# Start of Dataset records

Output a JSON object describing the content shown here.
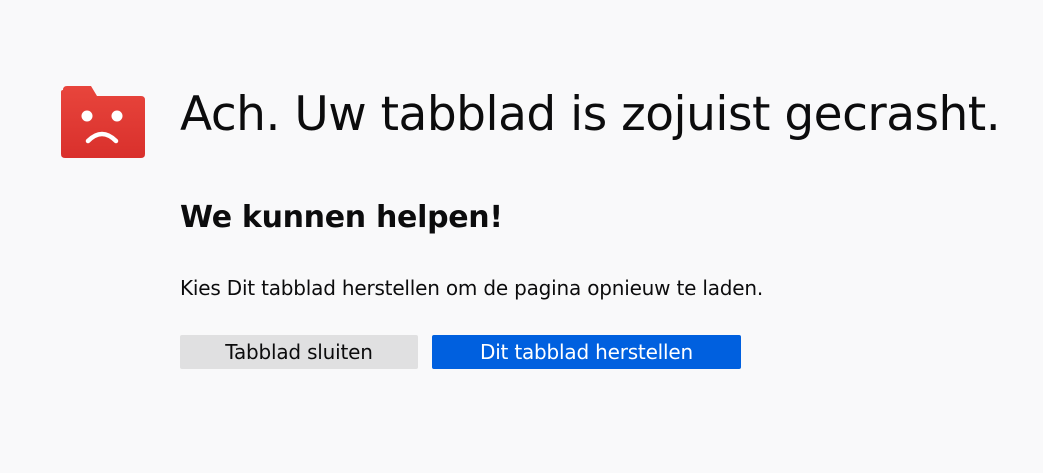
{
  "crash_page": {
    "icon": "sad-tab-folder-icon",
    "title": "Ach. Uw tabblad is zojuist gecrasht.",
    "subtitle": "We kunnen helpen!",
    "description": "Kies Dit tabblad herstellen om de pagina opnieuw te laden.",
    "close_button_label": "Tabblad sluiten",
    "restore_button_label": "Dit tabblad herstellen"
  },
  "colors": {
    "background": "#f9f9fa",
    "icon_red": "#e53935",
    "primary_button": "#0060df",
    "secondary_button": "#e0e0e1",
    "text": "#0c0c0d"
  }
}
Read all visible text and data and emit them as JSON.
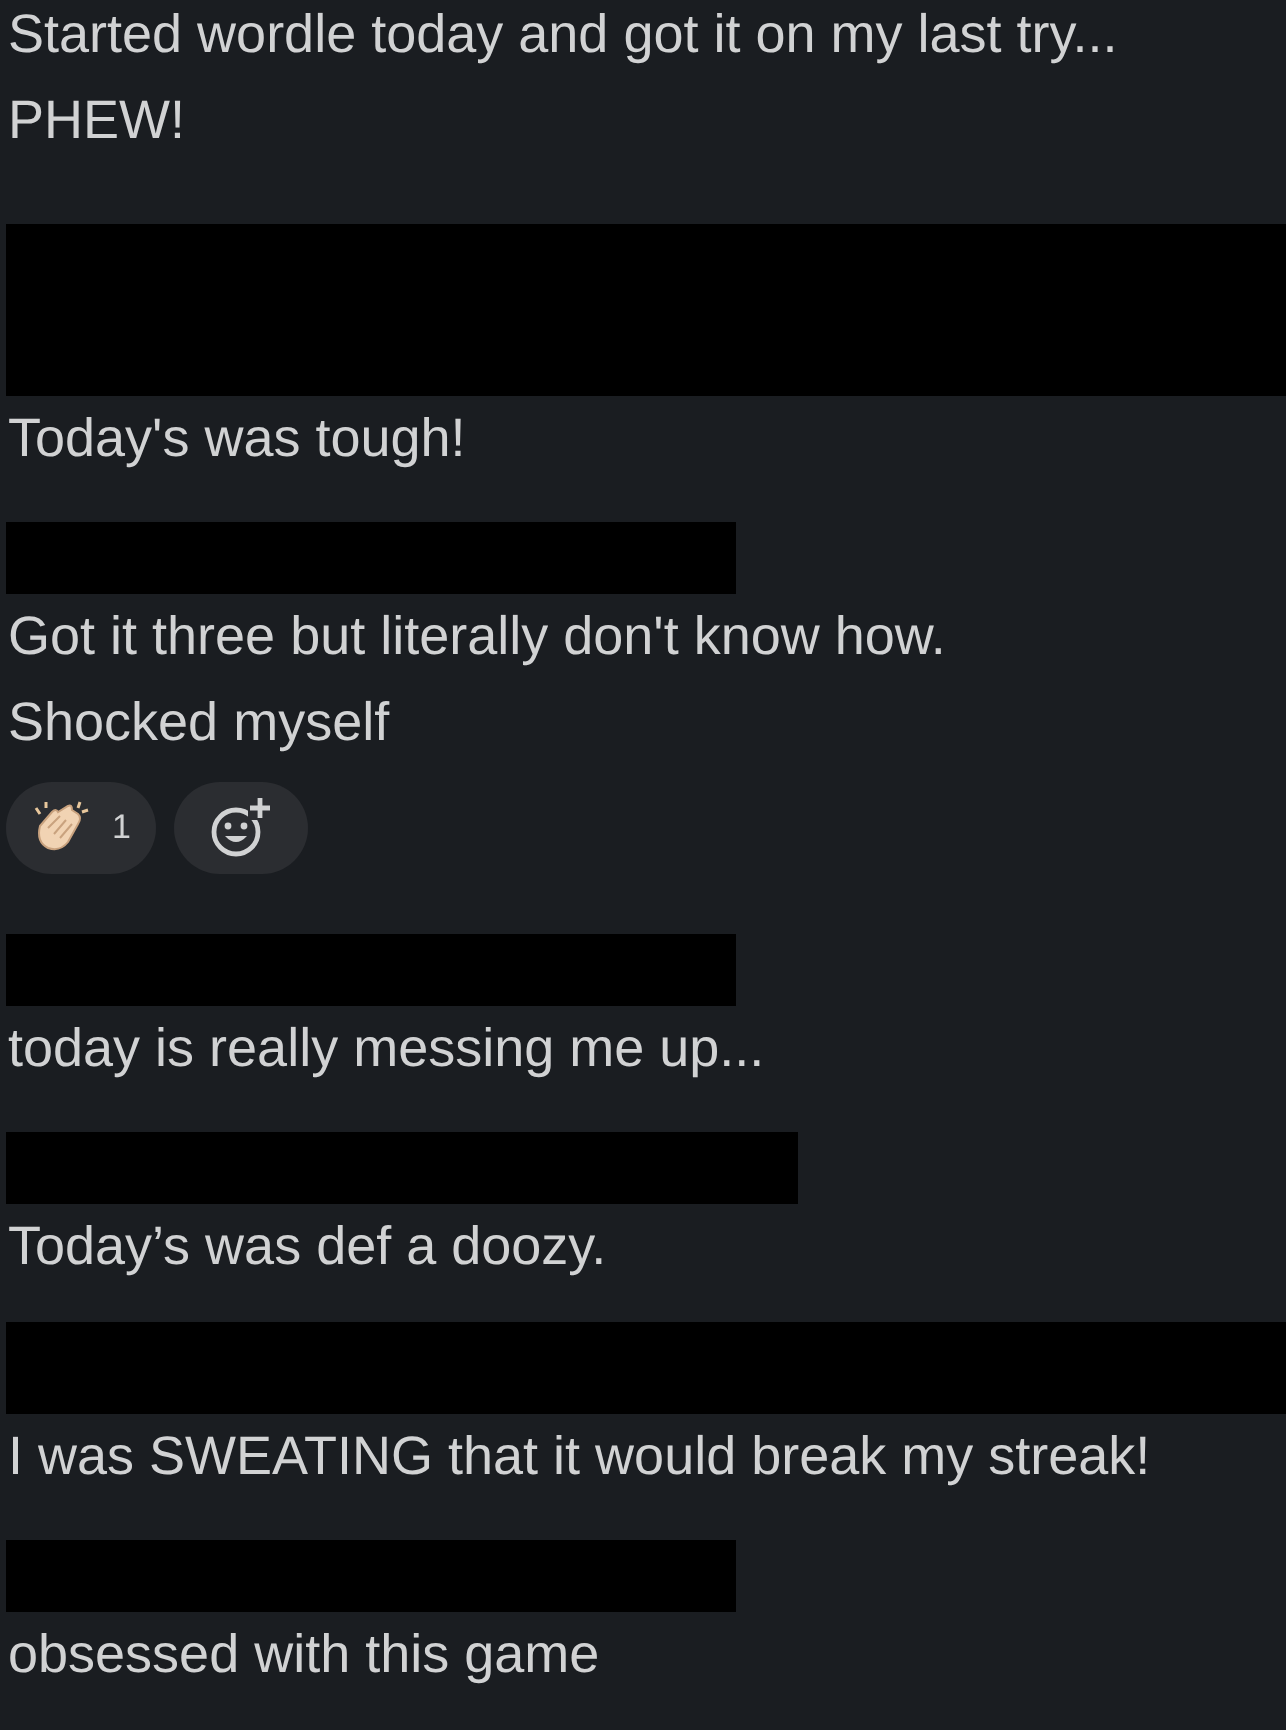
{
  "blocks": [
    {
      "kind": "text",
      "lines": [
        "Started wordle today and got it on my last try...",
        "PHEW!"
      ]
    },
    {
      "kind": "blackout"
    },
    {
      "kind": "text",
      "lines": [
        "Today's was tough!"
      ]
    },
    {
      "kind": "bar"
    },
    {
      "kind": "text",
      "lines": [
        "Got it three but literally don't know how.",
        "Shocked myself"
      ]
    },
    {
      "kind": "reactions",
      "items": [
        {
          "kind": "clap",
          "count": "1",
          "selected": false
        }
      ]
    },
    {
      "kind": "bar"
    },
    {
      "kind": "text",
      "lines": [
        "today is really messing me up..."
      ]
    },
    {
      "kind": "widebar"
    },
    {
      "kind": "text",
      "lines": [
        "Today’s was def a doozy."
      ]
    },
    {
      "kind": "fullbar"
    },
    {
      "kind": "text",
      "lines": [
        "I was SWEATING that it would break my streak!"
      ]
    },
    {
      "kind": "bar"
    },
    {
      "kind": "text",
      "lines": [
        "obsessed with this game"
      ]
    }
  ]
}
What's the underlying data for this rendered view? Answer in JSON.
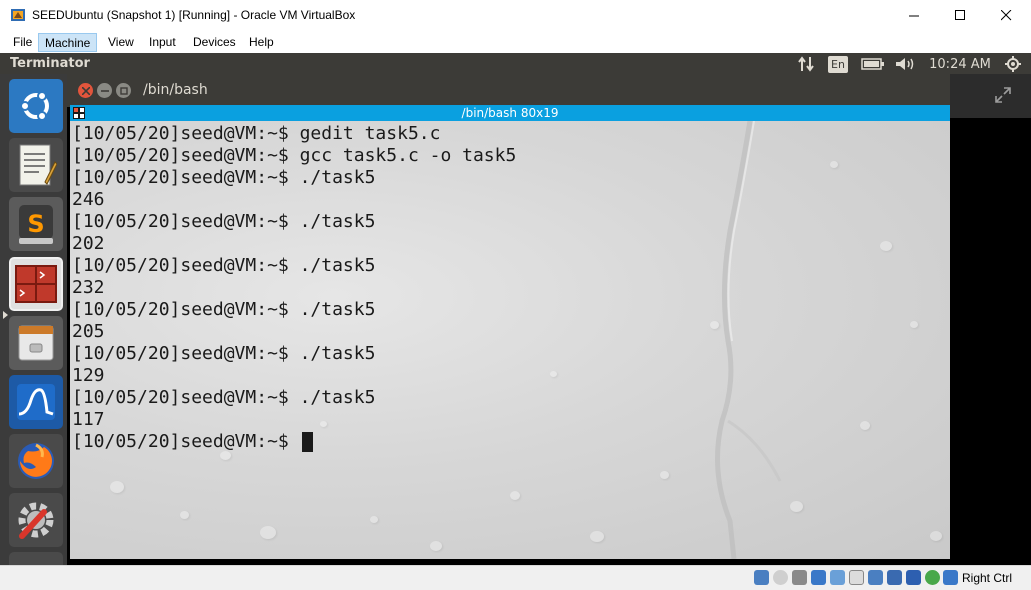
{
  "host": {
    "title": "SEEDUbuntu (Snapshot 1) [Running] - Oracle VM VirtualBox",
    "menu": [
      "File",
      "Machine",
      "View",
      "Input",
      "Devices",
      "Help"
    ],
    "active_menu": "Machine",
    "host_key": "Right Ctrl"
  },
  "guest": {
    "topbar_title": "Terminator",
    "keyboard_layout": "En",
    "clock": "10:24 AM",
    "window_title": "/bin/bash",
    "tab_title": "/bin/bash 80x19",
    "launcher_items": [
      "ubuntu-dash-icon",
      "text-editor-icon",
      "sublime-text-icon",
      "terminator-icon",
      "file-manager-icon",
      "wireshark-icon",
      "firefox-icon",
      "system-settings-icon",
      "partial-launcher-icon"
    ]
  },
  "terminal": {
    "lines": [
      "[10/05/20]seed@VM:~$ gedit task5.c",
      "[10/05/20]seed@VM:~$ gcc task5.c -o task5",
      "[10/05/20]seed@VM:~$ ./task5",
      "246",
      "[10/05/20]seed@VM:~$ ./task5",
      "202",
      "[10/05/20]seed@VM:~$ ./task5",
      "232",
      "[10/05/20]seed@VM:~$ ./task5",
      "205",
      "[10/05/20]seed@VM:~$ ./task5",
      "129",
      "[10/05/20]seed@VM:~$ ./task5",
      "117"
    ],
    "prompt": "[10/05/20]seed@VM:~$ "
  },
  "colors": {
    "tab_bar": "#0aa0e0",
    "unity_panel": "#3c3b37",
    "launcher": "#3b3b3b",
    "close_button": "#e2553c"
  }
}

# End of Dataset records

Omitting all images, print the listing exactly.

Output a JSON object describing the content shown here.
{
  "crash_page": {
    "icon": "sad-tab-folder-icon",
    "title": "Ach. Uw tabblad is zojuist gecrasht.",
    "subtitle": "We kunnen helpen!",
    "description": "Kies Dit tabblad herstellen om de pagina opnieuw te laden.",
    "close_button_label": "Tabblad sluiten",
    "restore_button_label": "Dit tabblad herstellen"
  },
  "colors": {
    "background": "#f9f9fa",
    "icon_red": "#e53935",
    "primary_button": "#0060df",
    "secondary_button": "#e0e0e1",
    "text": "#0c0c0d"
  }
}
Read all visible text and data and emit them as JSON.
{
  "blocks": [
    {
      "kind": "text",
      "lines": [
        "Started wordle today and got it on my last try...",
        "PHEW!"
      ]
    },
    {
      "kind": "blackout"
    },
    {
      "kind": "text",
      "lines": [
        "Today's was tough!"
      ]
    },
    {
      "kind": "bar"
    },
    {
      "kind": "text",
      "lines": [
        "Got it three but literally don't know how.",
        "Shocked myself"
      ]
    },
    {
      "kind": "reactions",
      "items": [
        {
          "kind": "clap",
          "count": "1",
          "selected": false
        }
      ]
    },
    {
      "kind": "bar"
    },
    {
      "kind": "text",
      "lines": [
        "today is really messing me up..."
      ]
    },
    {
      "kind": "widebar"
    },
    {
      "kind": "text",
      "lines": [
        "Today’s was def a doozy."
      ]
    },
    {
      "kind": "fullbar"
    },
    {
      "kind": "text",
      "lines": [
        "I was SWEATING that it would break my streak!"
      ]
    },
    {
      "kind": "bar"
    },
    {
      "kind": "text",
      "lines": [
        "obsessed with this game"
      ]
    }
  ]
}
What's the underlying data for this rendered view? Answer in JSON.
{
  "host": {
    "title": "SEEDUbuntu (Snapshot 1) [Running] - Oracle VM VirtualBox",
    "menu": [
      "File",
      "Machine",
      "View",
      "Input",
      "Devices",
      "Help"
    ],
    "active_menu": "Machine",
    "host_key": "Right Ctrl"
  },
  "guest": {
    "topbar_title": "Terminator",
    "keyboard_layout": "En",
    "clock": "10:24 AM",
    "window_title": "/bin/bash",
    "tab_title": "/bin/bash 80x19",
    "launcher_items": [
      "ubuntu-dash-icon",
      "text-editor-icon",
      "sublime-text-icon",
      "terminator-icon",
      "file-manager-icon",
      "wireshark-icon",
      "firefox-icon",
      "system-settings-icon",
      "partial-launcher-icon"
    ]
  },
  "terminal": {
    "lines": [
      "[10/05/20]seed@VM:~$ gedit task5.c",
      "[10/05/20]seed@VM:~$ gcc task5.c -o task5",
      "[10/05/20]seed@VM:~$ ./task5",
      "246",
      "[10/05/20]seed@VM:~$ ./task5",
      "202",
      "[10/05/20]seed@VM:~$ ./task5",
      "232",
      "[10/05/20]seed@VM:~$ ./task5",
      "205",
      "[10/05/20]seed@VM:~$ ./task5",
      "129",
      "[10/05/20]seed@VM:~$ ./task5",
      "117"
    ],
    "prompt": "[10/05/20]seed@VM:~$ "
  },
  "colors": {
    "tab_bar": "#0aa0e0",
    "unity_panel": "#3c3b37",
    "launcher": "#3b3b3b",
    "close_button": "#e2553c"
  }
}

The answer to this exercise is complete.